Find the lines containing the word "label" and copy every one of them.

═════ Data records

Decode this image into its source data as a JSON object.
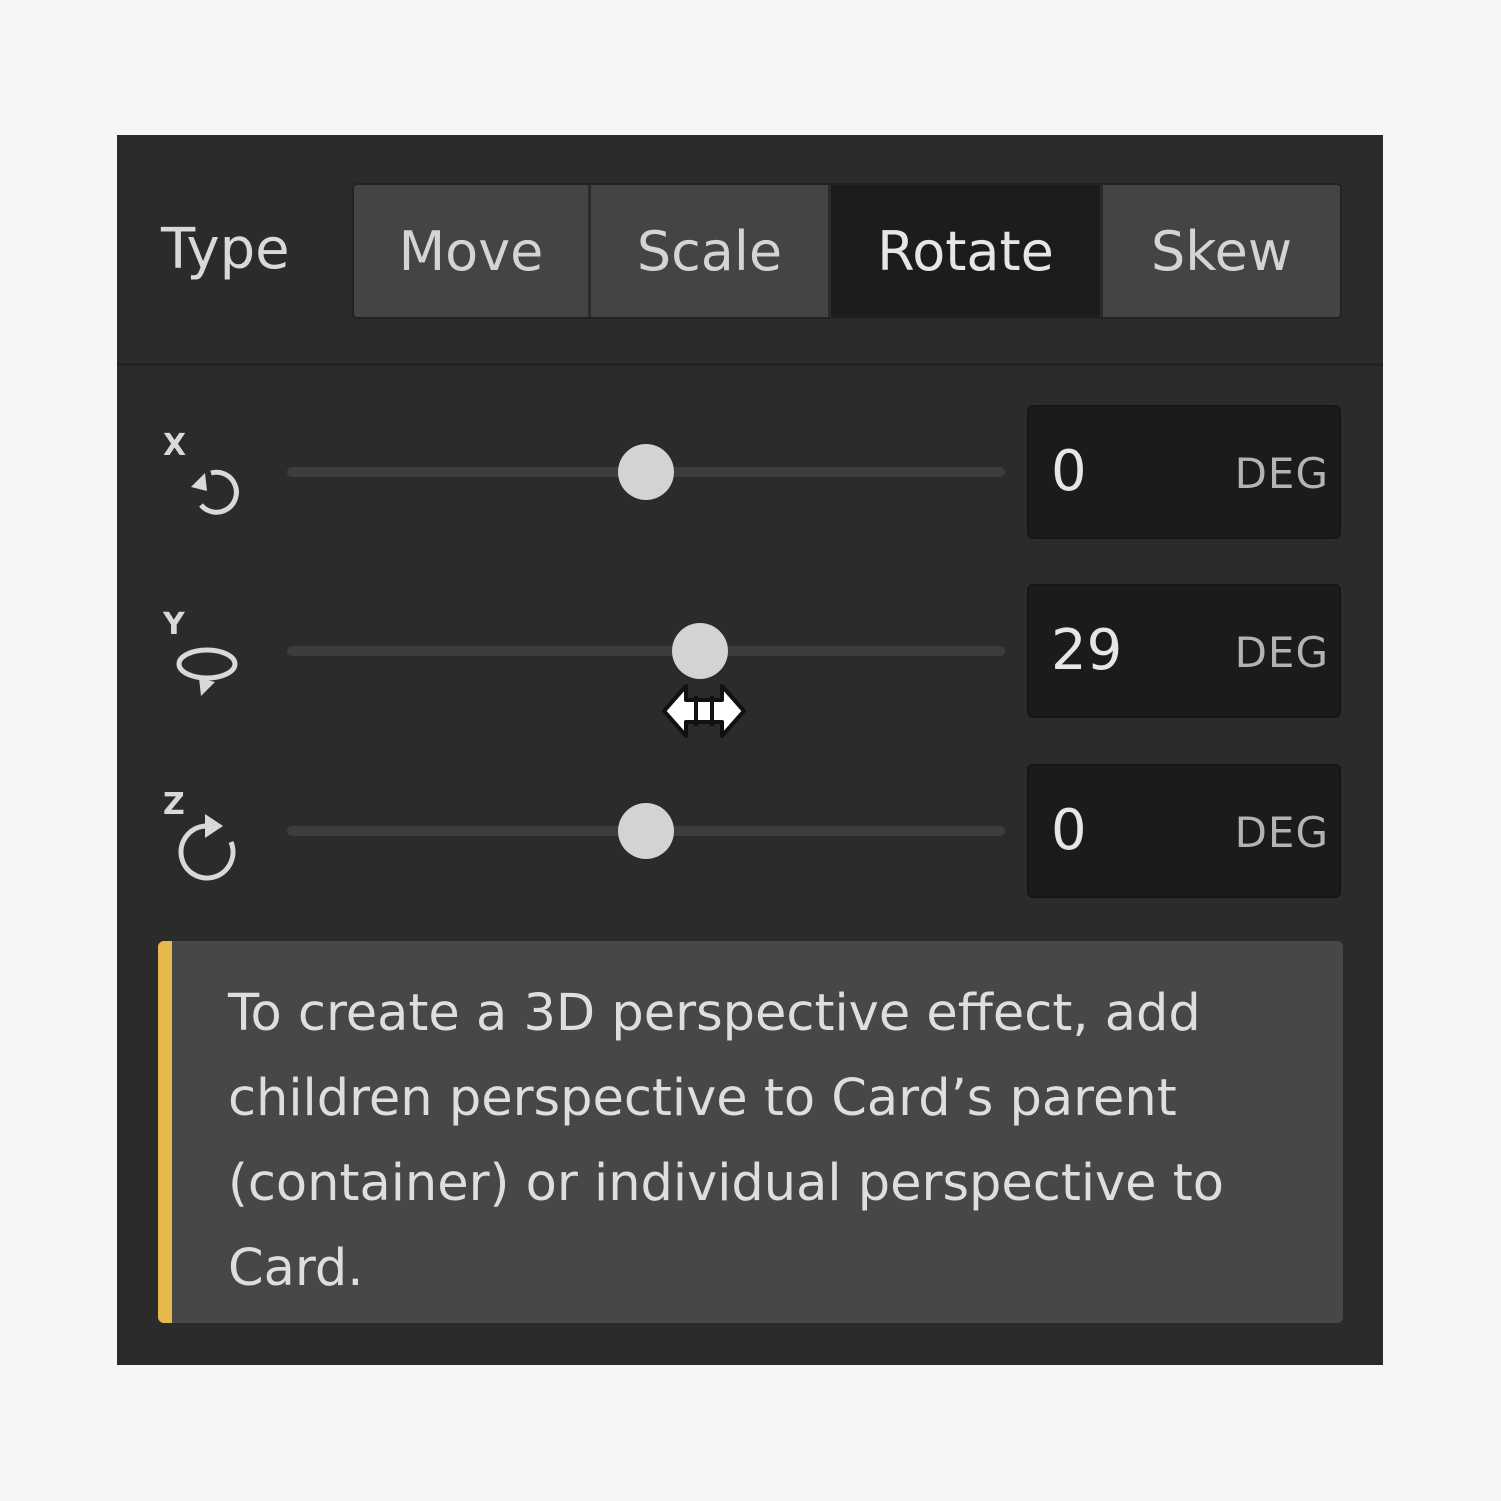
{
  "type_row": {
    "label": "Type",
    "options": [
      {
        "label": "Move",
        "active": false
      },
      {
        "label": "Scale",
        "active": false
      },
      {
        "label": "Rotate",
        "active": true
      },
      {
        "label": "Skew",
        "active": false
      }
    ]
  },
  "rotations": [
    {
      "axis": "X",
      "icon": "rotate-x-icon",
      "value": "0",
      "unit": "DEG",
      "slider_fraction": 0.5
    },
    {
      "axis": "Y",
      "icon": "rotate-y-icon",
      "value": "29",
      "unit": "DEG",
      "slider_fraction": 0.575
    },
    {
      "axis": "Z",
      "icon": "rotate-z-icon",
      "value": "0",
      "unit": "DEG",
      "slider_fraction": 0.5
    }
  ],
  "note": {
    "text": "To create a 3D perspective effect, add children perspective to Card’s parent (container) or individual perspective to Card.",
    "accent_color": "#e7b84b"
  },
  "colors": {
    "panel": "#2b2b2b",
    "segment_active": "#1c1c1c",
    "segment_inactive": "#444444",
    "thumb": "#d3d3d3"
  },
  "cursor": "resize-horizontal-icon"
}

══════════

**Result below**
    "label": "Type",
        "label": "Move",
        "label": "Scale",
        "label": "Rotate",
        "label": "Skew",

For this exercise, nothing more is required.